## WRITTEN INSTRUCTION
Each entry below should be reproduced character for character.

* BEGIN RECORDED DATA *

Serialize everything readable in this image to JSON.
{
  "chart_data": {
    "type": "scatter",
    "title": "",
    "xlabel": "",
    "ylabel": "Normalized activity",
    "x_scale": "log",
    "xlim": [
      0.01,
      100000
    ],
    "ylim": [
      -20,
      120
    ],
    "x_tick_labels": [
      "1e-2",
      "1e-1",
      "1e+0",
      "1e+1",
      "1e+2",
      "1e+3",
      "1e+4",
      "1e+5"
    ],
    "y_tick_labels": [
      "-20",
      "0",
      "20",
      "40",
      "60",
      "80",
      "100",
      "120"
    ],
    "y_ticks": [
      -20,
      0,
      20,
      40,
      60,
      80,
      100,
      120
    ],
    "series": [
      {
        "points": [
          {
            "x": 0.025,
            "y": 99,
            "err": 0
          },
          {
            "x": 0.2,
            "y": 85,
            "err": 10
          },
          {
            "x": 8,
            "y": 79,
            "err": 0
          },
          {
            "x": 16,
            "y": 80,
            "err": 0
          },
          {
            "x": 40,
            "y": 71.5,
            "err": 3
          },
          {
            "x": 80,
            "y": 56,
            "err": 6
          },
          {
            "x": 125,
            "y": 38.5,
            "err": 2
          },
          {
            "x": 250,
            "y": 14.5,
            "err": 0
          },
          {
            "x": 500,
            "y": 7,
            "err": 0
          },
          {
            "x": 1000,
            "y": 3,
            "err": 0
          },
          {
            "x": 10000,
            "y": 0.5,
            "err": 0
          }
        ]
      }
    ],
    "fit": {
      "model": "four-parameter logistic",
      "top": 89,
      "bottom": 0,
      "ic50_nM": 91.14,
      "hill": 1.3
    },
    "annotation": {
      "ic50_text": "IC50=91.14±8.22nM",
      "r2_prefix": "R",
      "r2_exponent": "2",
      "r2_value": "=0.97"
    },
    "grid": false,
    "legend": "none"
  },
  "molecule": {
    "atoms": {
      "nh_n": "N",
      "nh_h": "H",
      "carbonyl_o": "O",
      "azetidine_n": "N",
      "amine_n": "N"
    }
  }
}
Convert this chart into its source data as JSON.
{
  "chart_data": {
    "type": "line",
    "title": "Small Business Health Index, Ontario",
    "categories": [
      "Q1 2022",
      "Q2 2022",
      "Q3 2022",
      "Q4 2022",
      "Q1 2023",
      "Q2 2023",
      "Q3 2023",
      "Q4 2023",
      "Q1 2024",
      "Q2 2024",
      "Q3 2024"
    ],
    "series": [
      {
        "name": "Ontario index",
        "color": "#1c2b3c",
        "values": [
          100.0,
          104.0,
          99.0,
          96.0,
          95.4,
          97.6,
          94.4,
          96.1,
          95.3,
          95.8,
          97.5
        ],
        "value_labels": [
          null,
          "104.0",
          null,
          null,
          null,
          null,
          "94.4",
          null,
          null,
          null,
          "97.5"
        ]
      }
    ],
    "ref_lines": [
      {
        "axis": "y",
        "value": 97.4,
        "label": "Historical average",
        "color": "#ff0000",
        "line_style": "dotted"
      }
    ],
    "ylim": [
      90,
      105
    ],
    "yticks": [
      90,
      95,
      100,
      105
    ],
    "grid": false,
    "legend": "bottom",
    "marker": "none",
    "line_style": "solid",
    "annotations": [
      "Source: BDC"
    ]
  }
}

* END RECORDED DATA *

## THE COMPLETED TASK
Serialize everything readable in this image to JSON.
{
  "chart_data": {
    "type": "scatter",
    "title": "",
    "xlabel": "",
    "ylabel": "Normalized activity",
    "x_scale": "log",
    "xlim": [
      0.01,
      100000
    ],
    "ylim": [
      -20,
      120
    ],
    "x_tick_labels": [
      "1e-2",
      "1e-1",
      "1e+0",
      "1e+1",
      "1e+2",
      "1e+3",
      "1e+4",
      "1e+5"
    ],
    "y_tick_labels": [
      "-20",
      "0",
      "20",
      "40",
      "60",
      "80",
      "100",
      "120"
    ],
    "y_ticks": [
      -20,
      0,
      20,
      40,
      60,
      80,
      100,
      120
    ],
    "series": [
      {
        "points": [
          {
            "x": 0.025,
            "y": 99,
            "err": 0
          },
          {
            "x": 0.2,
            "y": 85,
            "err": 10
          },
          {
            "x": 8,
            "y": 79,
            "err": 0
          },
          {
            "x": 16,
            "y": 80,
            "err": 0
          },
          {
            "x": 40,
            "y": 71.5,
            "err": 3
          },
          {
            "x": 80,
            "y": 56,
            "err": 6
          },
          {
            "x": 125,
            "y": 38.5,
            "err": 2
          },
          {
            "x": 250,
            "y": 14.5,
            "err": 0
          },
          {
            "x": 500,
            "y": 7,
            "err": 0
          },
          {
            "x": 1000,
            "y": 3,
            "err": 0
          },
          {
            "x": 10000,
            "y": 0.5,
            "err": 0
          }
        ]
      }
    ],
    "fit": {
      "model": "four-parameter logistic",
      "top": 89,
      "bottom": 0,
      "ic50_nM": 91.14,
      "hill": 1.3
    },
    "annotation": {
      "ic50_text": "IC50=91.14±8.22nM",
      "r2_prefix": "R",
      "r2_exponent": "2",
      "r2_value": "=0.97"
    },
    "grid": false,
    "legend": "none"
  },
  "molecule": {
    "atoms": {
      "nh_n": "N",
      "nh_h": "H",
      "carbonyl_o": "O",
      "azetidine_n": "N",
      "amine_n": "N"
    }
  }
}
Convert this chart into its source data as JSON.
{
  "chart_data": {
    "type": "line",
    "title": "Small Business Health Index, Ontario",
    "categories": [
      "Q1 2022",
      "Q2 2022",
      "Q3 2022",
      "Q4 2022",
      "Q1 2023",
      "Q2 2023",
      "Q3 2023",
      "Q4 2023",
      "Q1 2024",
      "Q2 2024",
      "Q3 2024"
    ],
    "series": [
      {
        "name": "Ontario index",
        "color": "#1c2b3c",
        "values": [
          100.0,
          104.0,
          99.0,
          96.0,
          95.4,
          97.6,
          94.4,
          96.1,
          95.3,
          95.8,
          97.5
        ],
        "value_labels": [
          null,
          "104.0",
          null,
          null,
          null,
          null,
          "94.4",
          null,
          null,
          null,
          "97.5"
        ]
      }
    ],
    "ref_lines": [
      {
        "axis": "y",
        "value": 97.4,
        "label": "Historical average",
        "color": "#ff0000",
        "line_style": "dotted"
      }
    ],
    "ylim": [
      90,
      105
    ],
    "yticks": [
      90,
      95,
      100,
      105
    ],
    "grid": false,
    "legend": "bottom",
    "marker": "none",
    "line_style": "solid",
    "annotations": [
      "Source: BDC"
    ]
  }
}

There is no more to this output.